Task prompt ▸ Please set down each entry exactly, omitting any picture it holds.

### Supplied data ###

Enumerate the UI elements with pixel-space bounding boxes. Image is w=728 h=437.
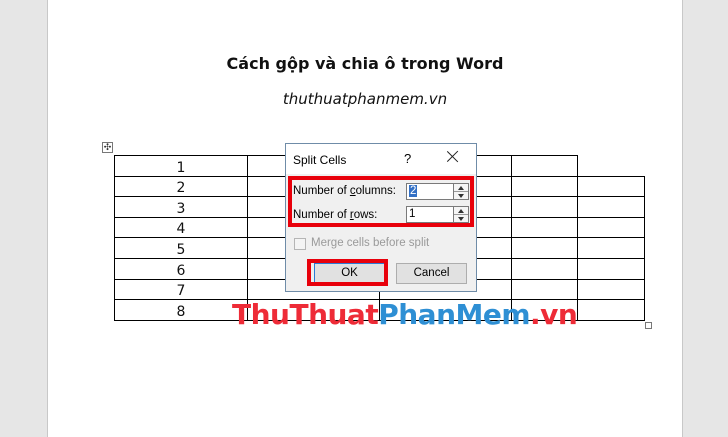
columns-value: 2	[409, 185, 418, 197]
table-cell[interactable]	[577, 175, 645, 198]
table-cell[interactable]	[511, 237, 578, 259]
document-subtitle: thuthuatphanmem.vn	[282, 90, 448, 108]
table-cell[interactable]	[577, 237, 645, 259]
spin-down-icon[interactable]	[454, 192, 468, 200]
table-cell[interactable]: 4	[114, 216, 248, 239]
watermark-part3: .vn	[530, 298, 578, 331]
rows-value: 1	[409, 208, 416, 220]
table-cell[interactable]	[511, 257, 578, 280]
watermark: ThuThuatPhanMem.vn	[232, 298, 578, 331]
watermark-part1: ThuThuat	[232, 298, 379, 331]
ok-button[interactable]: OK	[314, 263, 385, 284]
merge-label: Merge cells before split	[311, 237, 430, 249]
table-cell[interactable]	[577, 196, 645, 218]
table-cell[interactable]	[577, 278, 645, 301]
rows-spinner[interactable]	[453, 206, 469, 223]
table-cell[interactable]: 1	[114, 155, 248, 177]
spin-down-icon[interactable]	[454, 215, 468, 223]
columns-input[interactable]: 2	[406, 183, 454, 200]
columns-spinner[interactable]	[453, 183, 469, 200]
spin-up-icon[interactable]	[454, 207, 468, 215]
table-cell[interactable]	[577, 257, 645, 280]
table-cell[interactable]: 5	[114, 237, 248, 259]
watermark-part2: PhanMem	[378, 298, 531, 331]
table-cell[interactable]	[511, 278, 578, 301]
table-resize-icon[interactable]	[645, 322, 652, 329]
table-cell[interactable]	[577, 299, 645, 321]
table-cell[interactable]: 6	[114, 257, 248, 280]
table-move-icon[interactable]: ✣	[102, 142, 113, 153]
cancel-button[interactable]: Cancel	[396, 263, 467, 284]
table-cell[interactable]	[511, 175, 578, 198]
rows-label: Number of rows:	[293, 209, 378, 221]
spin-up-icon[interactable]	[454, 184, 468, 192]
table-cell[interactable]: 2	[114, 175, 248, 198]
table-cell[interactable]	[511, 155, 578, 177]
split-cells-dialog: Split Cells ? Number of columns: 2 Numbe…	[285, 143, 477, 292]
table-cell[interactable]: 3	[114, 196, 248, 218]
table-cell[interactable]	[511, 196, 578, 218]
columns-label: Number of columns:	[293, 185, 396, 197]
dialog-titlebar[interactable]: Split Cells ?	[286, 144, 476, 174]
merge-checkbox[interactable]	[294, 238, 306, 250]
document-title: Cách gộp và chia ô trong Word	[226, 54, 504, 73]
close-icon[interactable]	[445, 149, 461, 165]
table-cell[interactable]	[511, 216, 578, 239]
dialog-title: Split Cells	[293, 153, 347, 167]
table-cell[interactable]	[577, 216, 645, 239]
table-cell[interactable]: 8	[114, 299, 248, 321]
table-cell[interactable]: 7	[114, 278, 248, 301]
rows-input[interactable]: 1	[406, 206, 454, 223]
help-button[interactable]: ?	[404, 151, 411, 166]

###

Task answer ▸
Enumerate the UI elements with pixel-space bounding boxes. Image is w=728 h=437.
columns-value: 2	[409, 185, 418, 197]
table-cell[interactable]	[577, 175, 645, 198]
table-cell[interactable]	[511, 237, 578, 259]
document-subtitle: thuthuatphanmem.vn	[282, 90, 448, 108]
table-cell[interactable]	[577, 237, 645, 259]
spin-down-icon[interactable]	[454, 192, 468, 200]
table-cell[interactable]: 4	[114, 216, 248, 239]
watermark-part3: .vn	[530, 298, 578, 331]
rows-value: 1	[409, 208, 416, 220]
table-cell[interactable]	[511, 257, 578, 280]
watermark: ThuThuatPhanMem.vn	[232, 298, 578, 331]
watermark-part1: ThuThuat	[232, 298, 379, 331]
ok-button[interactable]: OK	[314, 263, 385, 284]
merge-label: Merge cells before split	[311, 237, 430, 249]
table-cell[interactable]	[577, 196, 645, 218]
table-cell[interactable]	[577, 278, 645, 301]
rows-spinner[interactable]	[453, 206, 469, 223]
table-cell[interactable]: 1	[114, 155, 248, 177]
spin-down-icon[interactable]	[454, 215, 468, 223]
columns-input[interactable]: 2	[406, 183, 454, 200]
columns-spinner[interactable]	[453, 183, 469, 200]
spin-up-icon[interactable]	[454, 207, 468, 215]
table-cell[interactable]	[577, 257, 645, 280]
table-cell[interactable]: 5	[114, 237, 248, 259]
watermark-part2: PhanMem	[378, 298, 531, 331]
table-cell[interactable]	[511, 278, 578, 301]
table-resize-icon[interactable]	[645, 322, 652, 329]
table-cell[interactable]	[577, 299, 645, 321]
table-cell[interactable]: 6	[114, 257, 248, 280]
table-move-icon[interactable]: ✣	[102, 142, 113, 153]
cancel-button[interactable]: Cancel	[396, 263, 467, 284]
table-cell[interactable]	[511, 175, 578, 198]
rows-label: Number of rows:	[293, 209, 378, 221]
spin-up-icon[interactable]	[454, 184, 468, 192]
table-cell[interactable]: 2	[114, 175, 248, 198]
table-cell[interactable]	[511, 155, 578, 177]
split-cells-dialog: Split Cells ? Number of columns: 2 Numbe…	[285, 143, 477, 292]
table-cell[interactable]: 3	[114, 196, 248, 218]
table-cell[interactable]	[511, 196, 578, 218]
columns-label: Number of columns:	[293, 185, 396, 197]
dialog-titlebar[interactable]: Split Cells ?	[286, 144, 476, 174]
merge-checkbox[interactable]	[294, 238, 306, 250]
document-title: Cách gộp và chia ô trong Word	[226, 54, 504, 73]
close-icon[interactable]	[445, 149, 461, 165]
table-cell[interactable]	[511, 216, 578, 239]
dialog-title: Split Cells	[293, 153, 347, 167]
table-cell[interactable]	[577, 216, 645, 239]
table-cell[interactable]: 8	[114, 299, 248, 321]
table-cell[interactable]: 7	[114, 278, 248, 301]
rows-input[interactable]: 1	[406, 206, 454, 223]
help-button[interactable]: ?	[404, 151, 411, 166]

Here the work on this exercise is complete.